[start of RAW RECORDS]

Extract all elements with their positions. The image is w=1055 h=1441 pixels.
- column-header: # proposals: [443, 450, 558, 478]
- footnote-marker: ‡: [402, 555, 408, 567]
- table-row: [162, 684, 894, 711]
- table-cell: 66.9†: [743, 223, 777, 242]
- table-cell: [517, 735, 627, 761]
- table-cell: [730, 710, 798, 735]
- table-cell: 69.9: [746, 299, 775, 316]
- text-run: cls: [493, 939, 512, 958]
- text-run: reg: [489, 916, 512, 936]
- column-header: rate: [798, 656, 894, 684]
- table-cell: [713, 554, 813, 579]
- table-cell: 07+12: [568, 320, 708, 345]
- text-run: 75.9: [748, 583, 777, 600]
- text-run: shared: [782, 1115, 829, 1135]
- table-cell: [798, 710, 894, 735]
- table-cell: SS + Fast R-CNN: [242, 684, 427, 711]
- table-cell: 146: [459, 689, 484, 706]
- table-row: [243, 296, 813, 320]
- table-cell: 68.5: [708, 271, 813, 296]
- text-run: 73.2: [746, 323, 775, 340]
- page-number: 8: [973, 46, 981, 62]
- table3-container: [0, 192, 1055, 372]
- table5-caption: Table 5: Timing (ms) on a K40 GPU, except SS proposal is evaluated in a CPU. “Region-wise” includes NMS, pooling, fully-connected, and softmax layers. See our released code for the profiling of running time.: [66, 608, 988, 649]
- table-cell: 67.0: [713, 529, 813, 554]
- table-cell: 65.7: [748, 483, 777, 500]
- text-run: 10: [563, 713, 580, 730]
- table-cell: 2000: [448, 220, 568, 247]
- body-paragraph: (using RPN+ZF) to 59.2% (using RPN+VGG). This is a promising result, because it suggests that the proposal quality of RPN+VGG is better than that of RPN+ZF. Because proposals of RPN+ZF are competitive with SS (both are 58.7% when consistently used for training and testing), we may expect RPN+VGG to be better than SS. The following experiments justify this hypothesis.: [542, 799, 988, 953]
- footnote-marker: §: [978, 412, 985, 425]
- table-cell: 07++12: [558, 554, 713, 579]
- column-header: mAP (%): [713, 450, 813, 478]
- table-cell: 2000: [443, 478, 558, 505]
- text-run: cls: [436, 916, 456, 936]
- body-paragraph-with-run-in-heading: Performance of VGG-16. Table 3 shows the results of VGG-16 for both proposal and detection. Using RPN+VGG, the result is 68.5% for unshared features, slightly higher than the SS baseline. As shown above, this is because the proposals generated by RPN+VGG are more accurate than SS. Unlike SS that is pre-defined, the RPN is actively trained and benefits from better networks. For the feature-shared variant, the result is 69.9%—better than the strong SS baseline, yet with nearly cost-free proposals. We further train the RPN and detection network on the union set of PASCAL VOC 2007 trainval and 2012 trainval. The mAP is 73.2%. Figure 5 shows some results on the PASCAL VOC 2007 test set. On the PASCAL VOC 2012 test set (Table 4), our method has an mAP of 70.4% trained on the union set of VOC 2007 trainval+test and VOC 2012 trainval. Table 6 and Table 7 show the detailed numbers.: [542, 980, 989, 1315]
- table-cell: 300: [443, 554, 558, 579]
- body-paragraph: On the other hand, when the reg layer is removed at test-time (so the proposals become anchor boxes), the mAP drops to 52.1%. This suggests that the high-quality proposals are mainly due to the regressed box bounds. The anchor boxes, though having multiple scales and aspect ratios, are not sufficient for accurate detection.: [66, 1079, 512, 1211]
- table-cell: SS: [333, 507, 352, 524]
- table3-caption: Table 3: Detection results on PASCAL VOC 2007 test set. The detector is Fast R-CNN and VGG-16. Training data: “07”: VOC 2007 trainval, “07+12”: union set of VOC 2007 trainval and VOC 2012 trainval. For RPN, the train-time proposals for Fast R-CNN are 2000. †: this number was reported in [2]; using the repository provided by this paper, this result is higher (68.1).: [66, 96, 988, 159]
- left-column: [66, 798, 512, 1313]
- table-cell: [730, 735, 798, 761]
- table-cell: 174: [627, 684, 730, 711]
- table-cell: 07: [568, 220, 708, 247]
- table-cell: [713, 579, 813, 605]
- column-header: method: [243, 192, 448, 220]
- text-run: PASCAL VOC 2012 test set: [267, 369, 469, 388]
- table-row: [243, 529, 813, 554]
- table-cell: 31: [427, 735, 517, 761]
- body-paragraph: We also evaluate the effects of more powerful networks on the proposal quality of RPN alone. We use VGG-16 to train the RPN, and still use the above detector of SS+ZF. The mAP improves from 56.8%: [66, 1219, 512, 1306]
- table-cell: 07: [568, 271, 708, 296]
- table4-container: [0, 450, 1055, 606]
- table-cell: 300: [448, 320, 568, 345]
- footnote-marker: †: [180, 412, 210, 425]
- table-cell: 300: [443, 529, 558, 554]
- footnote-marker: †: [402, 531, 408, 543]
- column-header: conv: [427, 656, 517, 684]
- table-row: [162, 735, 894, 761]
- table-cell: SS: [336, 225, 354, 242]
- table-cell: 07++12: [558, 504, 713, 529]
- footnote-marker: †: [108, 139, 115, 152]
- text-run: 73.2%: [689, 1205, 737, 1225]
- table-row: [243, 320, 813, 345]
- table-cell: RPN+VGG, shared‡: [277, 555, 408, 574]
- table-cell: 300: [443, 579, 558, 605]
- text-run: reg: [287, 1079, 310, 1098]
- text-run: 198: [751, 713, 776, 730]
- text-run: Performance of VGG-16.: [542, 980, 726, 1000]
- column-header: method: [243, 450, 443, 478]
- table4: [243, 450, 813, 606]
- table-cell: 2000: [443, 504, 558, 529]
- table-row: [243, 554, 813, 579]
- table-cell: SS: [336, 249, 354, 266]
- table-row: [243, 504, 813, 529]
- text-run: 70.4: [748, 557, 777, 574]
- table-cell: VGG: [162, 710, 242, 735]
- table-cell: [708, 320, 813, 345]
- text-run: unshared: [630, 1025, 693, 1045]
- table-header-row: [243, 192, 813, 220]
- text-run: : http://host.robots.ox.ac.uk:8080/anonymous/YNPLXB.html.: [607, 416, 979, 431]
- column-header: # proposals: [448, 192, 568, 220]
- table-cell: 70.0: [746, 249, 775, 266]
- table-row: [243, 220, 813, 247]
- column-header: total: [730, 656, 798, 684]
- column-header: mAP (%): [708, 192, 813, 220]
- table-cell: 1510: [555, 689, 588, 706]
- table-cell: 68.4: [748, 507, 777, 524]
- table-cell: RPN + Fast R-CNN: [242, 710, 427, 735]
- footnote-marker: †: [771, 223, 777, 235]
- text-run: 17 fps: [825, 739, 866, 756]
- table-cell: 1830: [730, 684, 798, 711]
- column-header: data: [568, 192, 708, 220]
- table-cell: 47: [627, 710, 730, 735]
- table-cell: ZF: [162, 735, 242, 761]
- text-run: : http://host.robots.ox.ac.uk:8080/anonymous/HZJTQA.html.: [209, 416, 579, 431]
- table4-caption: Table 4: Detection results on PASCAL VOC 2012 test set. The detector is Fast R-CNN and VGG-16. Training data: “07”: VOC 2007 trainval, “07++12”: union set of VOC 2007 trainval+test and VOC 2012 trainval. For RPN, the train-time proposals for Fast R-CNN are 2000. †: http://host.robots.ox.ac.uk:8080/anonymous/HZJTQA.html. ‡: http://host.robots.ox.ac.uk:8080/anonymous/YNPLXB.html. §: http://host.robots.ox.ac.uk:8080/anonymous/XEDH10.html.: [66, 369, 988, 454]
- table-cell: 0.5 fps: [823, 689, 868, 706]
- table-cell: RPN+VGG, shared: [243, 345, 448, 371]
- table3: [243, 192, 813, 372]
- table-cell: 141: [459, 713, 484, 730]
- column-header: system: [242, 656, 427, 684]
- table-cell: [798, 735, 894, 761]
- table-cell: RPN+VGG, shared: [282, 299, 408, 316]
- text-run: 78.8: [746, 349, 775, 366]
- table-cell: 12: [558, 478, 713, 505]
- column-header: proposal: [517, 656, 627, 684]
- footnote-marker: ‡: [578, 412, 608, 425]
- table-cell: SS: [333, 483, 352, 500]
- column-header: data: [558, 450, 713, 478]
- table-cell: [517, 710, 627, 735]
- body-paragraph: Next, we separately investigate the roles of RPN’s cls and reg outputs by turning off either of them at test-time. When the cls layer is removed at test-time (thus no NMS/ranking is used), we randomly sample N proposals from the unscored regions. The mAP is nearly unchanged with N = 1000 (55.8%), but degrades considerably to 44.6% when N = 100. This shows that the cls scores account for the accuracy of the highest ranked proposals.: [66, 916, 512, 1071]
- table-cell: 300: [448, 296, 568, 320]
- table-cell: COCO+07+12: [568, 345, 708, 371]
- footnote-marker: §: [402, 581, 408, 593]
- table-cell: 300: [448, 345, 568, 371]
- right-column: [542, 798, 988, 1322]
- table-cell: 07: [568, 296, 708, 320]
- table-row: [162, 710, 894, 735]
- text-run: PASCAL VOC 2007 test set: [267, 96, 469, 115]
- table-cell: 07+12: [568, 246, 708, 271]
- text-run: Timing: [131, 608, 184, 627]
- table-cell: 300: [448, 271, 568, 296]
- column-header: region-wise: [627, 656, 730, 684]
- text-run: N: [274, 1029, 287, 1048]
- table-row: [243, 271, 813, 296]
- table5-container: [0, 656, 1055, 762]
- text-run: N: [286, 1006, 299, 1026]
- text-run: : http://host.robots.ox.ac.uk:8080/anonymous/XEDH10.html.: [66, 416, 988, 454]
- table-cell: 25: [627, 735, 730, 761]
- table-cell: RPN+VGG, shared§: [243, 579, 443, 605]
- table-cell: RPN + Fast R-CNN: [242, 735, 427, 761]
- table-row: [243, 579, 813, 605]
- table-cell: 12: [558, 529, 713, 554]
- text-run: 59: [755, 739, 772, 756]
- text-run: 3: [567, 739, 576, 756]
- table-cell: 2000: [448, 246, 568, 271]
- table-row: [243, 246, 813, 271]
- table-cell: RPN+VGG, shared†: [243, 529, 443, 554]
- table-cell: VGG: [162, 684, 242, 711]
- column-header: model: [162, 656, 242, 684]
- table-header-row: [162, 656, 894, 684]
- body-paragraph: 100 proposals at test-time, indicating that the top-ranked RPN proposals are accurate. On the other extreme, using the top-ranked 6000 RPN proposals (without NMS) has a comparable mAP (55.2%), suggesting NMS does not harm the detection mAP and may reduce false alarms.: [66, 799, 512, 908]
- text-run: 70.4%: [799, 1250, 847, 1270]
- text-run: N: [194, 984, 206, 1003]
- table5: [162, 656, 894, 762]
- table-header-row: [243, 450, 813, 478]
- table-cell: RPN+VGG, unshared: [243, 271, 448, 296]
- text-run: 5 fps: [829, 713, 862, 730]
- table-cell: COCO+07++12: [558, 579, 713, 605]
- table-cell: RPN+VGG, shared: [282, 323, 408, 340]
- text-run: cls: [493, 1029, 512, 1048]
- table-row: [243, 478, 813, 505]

[end of RAW RECORDS]

▶ **GIVEN INSTRUCTION**
In the entries from the first line through the line containing "- table-cell: [713, 554, 813, 579]", inclusive, replace "column-header" with "header-cell" and leave everything else unchanged.

▶ **RESULT OF THE TASK**
Extract all elements with their positions. The image is w=1055 h=1441 pixels.
- header-cell: # proposals: [443, 450, 558, 478]
- footnote-marker: ‡: [402, 555, 408, 567]
- table-row: [162, 684, 894, 711]
- table-cell: 66.9†: [743, 223, 777, 242]
- table-cell: [517, 735, 627, 761]
- table-cell: [730, 710, 798, 735]
- table-cell: 69.9: [746, 299, 775, 316]
- text-run: cls: [493, 939, 512, 958]
- text-run: reg: [489, 916, 512, 936]
- header-cell: rate: [798, 656, 894, 684]
- table-cell: [713, 554, 813, 579]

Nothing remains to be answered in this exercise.